Dataset entries:
-=-=-=-=-

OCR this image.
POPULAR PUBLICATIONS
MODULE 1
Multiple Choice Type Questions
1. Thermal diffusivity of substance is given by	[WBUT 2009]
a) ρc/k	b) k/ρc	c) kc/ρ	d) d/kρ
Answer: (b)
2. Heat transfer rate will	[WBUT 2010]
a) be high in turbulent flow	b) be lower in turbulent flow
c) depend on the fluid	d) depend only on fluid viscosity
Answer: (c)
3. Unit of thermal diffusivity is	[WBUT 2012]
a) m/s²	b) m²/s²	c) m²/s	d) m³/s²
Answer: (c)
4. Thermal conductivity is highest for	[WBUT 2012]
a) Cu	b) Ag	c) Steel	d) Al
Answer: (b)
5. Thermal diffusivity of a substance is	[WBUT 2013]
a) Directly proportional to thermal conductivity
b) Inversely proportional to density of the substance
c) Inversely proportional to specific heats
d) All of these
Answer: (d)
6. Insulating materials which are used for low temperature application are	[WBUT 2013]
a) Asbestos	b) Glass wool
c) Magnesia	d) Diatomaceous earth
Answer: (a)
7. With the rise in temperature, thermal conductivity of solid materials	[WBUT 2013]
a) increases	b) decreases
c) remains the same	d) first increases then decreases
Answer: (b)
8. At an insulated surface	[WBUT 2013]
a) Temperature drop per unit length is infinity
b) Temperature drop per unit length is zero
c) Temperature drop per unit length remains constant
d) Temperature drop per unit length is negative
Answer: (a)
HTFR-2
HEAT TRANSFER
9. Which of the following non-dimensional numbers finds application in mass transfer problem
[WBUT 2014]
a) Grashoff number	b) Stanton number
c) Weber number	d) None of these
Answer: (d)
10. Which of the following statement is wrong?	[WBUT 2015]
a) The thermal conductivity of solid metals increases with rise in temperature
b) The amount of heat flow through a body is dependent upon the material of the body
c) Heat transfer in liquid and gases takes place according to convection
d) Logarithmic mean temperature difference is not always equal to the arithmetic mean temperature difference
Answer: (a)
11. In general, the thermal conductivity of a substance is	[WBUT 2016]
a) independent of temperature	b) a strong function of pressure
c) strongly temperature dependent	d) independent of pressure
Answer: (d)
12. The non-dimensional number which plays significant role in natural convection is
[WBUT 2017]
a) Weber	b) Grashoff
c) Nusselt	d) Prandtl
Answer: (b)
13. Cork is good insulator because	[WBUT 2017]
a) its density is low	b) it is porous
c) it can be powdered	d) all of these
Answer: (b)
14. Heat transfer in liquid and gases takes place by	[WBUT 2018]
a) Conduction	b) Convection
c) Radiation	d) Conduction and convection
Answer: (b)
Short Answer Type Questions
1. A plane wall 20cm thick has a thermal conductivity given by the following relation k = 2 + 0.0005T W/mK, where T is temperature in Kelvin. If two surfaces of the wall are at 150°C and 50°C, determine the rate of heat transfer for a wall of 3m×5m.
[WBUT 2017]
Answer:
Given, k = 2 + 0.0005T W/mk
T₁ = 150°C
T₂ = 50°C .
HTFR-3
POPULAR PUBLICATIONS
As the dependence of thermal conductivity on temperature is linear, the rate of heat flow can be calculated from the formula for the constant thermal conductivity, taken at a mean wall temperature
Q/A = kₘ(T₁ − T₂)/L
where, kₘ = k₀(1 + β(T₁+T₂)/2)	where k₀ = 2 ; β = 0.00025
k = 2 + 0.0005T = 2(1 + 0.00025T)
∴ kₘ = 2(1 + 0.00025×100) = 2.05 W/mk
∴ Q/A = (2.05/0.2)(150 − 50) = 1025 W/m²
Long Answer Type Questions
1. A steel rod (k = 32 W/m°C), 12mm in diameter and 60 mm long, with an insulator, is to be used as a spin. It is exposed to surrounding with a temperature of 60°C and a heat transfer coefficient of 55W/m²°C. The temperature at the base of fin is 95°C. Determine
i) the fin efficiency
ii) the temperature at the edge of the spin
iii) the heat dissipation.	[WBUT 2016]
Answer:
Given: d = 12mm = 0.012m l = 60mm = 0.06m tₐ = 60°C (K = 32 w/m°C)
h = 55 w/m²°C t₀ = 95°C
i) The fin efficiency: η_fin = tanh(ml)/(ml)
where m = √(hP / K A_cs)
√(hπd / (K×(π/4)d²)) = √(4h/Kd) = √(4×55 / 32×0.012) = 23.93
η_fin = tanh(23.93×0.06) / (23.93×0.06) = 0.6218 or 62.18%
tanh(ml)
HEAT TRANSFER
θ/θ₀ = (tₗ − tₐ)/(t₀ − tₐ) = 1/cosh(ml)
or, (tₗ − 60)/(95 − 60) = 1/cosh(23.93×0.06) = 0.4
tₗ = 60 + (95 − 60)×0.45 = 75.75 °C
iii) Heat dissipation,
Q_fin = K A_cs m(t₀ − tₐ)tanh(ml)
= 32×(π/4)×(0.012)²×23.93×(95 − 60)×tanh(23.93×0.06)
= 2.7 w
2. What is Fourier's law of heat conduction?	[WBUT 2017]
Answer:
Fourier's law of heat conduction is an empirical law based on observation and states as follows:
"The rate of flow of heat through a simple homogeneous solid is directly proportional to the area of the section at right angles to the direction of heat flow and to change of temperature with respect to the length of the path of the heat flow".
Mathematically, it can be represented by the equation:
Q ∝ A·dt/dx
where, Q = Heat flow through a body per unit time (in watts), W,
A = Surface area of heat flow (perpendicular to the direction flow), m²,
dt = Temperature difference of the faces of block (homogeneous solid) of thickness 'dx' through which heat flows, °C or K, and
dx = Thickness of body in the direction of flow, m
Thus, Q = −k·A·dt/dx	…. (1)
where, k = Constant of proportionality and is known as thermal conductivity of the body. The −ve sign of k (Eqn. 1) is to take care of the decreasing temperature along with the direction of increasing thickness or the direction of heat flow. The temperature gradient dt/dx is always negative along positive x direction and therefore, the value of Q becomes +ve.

-=-=-=-=-

Exercise: Read through the data and copy every line where "efficiency" shows up.

Solution for this problem:
i) the fin efficiency
i) The fin efficiency: η_fin = tanh(ml)/(ml)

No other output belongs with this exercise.